The entries below should be given again exactly, minus their pictures.

» **DATA RECORDS**:
--
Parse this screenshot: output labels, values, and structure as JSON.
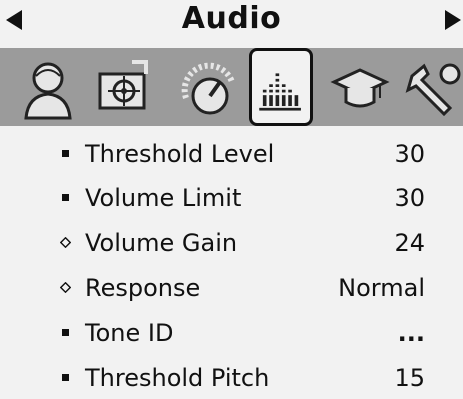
{
  "header": {
    "title": "Audio"
  },
  "icons": [
    {
      "name": "user-profile-icon",
      "selected": false
    },
    {
      "name": "gps-target-icon",
      "selected": false
    },
    {
      "name": "detect-dial-icon",
      "selected": false
    },
    {
      "name": "audio-equalizer-icon",
      "selected": true
    },
    {
      "name": "graduation-cap-icon",
      "selected": false
    },
    {
      "name": "wrench-tools-icon",
      "selected": false
    }
  ],
  "settings": [
    {
      "marker": "bullet",
      "label": "Threshold Level",
      "value": "30"
    },
    {
      "marker": "bullet",
      "label": "Volume Limit",
      "value": "30"
    },
    {
      "marker": "diamond",
      "label": "Volume Gain",
      "value": "24"
    },
    {
      "marker": "diamond",
      "label": "Response",
      "value": "Normal"
    },
    {
      "marker": "bullet",
      "label": "Tone ID",
      "value": "..."
    },
    {
      "marker": "bullet",
      "label": "Threshold Pitch",
      "value": "15"
    }
  ],
  "colors": {
    "background": "#f2f2f2",
    "icon_band": "#9b9b9b",
    "foreground": "#111111"
  }
}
--
» **WRITTEN ANSWER**:
Parse this screenshot: output labels, values, and structure as JSON.
{
  "header": {
    "title": "Audio"
  },
  "icons": [
    {
      "name": "user-profile-icon",
      "selected": false
    },
    {
      "name": "gps-target-icon",
      "selected": false
    },
    {
      "name": "detect-dial-icon",
      "selected": false
    },
    {
      "name": "audio-equalizer-icon",
      "selected": true
    },
    {
      "name": "graduation-cap-icon",
      "selected": false
    },
    {
      "name": "wrench-tools-icon",
      "selected": false
    }
  ],
  "settings": [
    {
      "marker": "bullet",
      "label": "Threshold Level",
      "value": "30"
    },
    {
      "marker": "bullet",
      "label": "Volume Limit",
      "value": "30"
    },
    {
      "marker": "diamond",
      "label": "Volume Gain",
      "value": "24"
    },
    {
      "marker": "diamond",
      "label": "Response",
      "value": "Normal"
    },
    {
      "marker": "bullet",
      "label": "Tone ID",
      "value": "..."
    },
    {
      "marker": "bullet",
      "label": "Threshold Pitch",
      "value": "15"
    }
  ],
  "colors": {
    "background": "#f2f2f2",
    "icon_band": "#9b9b9b",
    "foreground": "#111111"
  }
}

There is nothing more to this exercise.